** Start of Source material **
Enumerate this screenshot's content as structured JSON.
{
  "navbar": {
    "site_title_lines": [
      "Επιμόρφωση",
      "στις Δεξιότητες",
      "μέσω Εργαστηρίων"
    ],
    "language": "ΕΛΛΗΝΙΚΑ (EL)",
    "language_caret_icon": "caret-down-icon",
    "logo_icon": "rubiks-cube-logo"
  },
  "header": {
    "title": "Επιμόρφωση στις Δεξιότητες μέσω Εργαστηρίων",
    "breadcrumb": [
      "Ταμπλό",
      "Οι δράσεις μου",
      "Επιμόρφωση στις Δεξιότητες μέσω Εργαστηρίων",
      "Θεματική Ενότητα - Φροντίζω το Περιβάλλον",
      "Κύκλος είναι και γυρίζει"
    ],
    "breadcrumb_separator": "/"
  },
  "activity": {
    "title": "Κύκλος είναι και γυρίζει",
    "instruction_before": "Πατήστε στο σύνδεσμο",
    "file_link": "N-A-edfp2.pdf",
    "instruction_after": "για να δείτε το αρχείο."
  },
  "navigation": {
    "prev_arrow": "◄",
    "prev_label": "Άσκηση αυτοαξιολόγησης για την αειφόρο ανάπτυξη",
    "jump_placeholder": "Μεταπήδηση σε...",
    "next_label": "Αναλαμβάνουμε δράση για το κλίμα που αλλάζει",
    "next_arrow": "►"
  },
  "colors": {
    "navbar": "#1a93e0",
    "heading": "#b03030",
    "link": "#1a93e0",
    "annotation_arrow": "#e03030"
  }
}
** End of Source material **
> _Aim of the exercise_
Faithfully transcribe the whole of the data.

> _Reply_
Enumerate this screenshot's content as structured JSON.
{
  "navbar": {
    "site_title_lines": [
      "Επιμόρφωση",
      "στις Δεξιότητες",
      "μέσω Εργαστηρίων"
    ],
    "language": "ΕΛΛΗΝΙΚΑ (EL)",
    "language_caret_icon": "caret-down-icon",
    "logo_icon": "rubiks-cube-logo"
  },
  "header": {
    "title": "Επιμόρφωση στις Δεξιότητες μέσω Εργαστηρίων",
    "breadcrumb": [
      "Ταμπλό",
      "Οι δράσεις μου",
      "Επιμόρφωση στις Δεξιότητες μέσω Εργαστηρίων",
      "Θεματική Ενότητα - Φροντίζω το Περιβάλλον",
      "Κύκλος είναι και γυρίζει"
    ],
    "breadcrumb_separator": "/"
  },
  "activity": {
    "title": "Κύκλος είναι και γυρίζει",
    "instruction_before": "Πατήστε στο σύνδεσμο",
    "file_link": "N-A-edfp2.pdf",
    "instruction_after": "για να δείτε το αρχείο."
  },
  "navigation": {
    "prev_arrow": "◄",
    "prev_label": "Άσκηση αυτοαξιολόγησης για την αειφόρο ανάπτυξη",
    "jump_placeholder": "Μεταπήδηση σε...",
    "next_label": "Αναλαμβάνουμε δράση για το κλίμα που αλλάζει",
    "next_arrow": "►"
  },
  "colors": {
    "navbar": "#1a93e0",
    "heading": "#b03030",
    "link": "#1a93e0",
    "annotation_arrow": "#e03030"
  }
}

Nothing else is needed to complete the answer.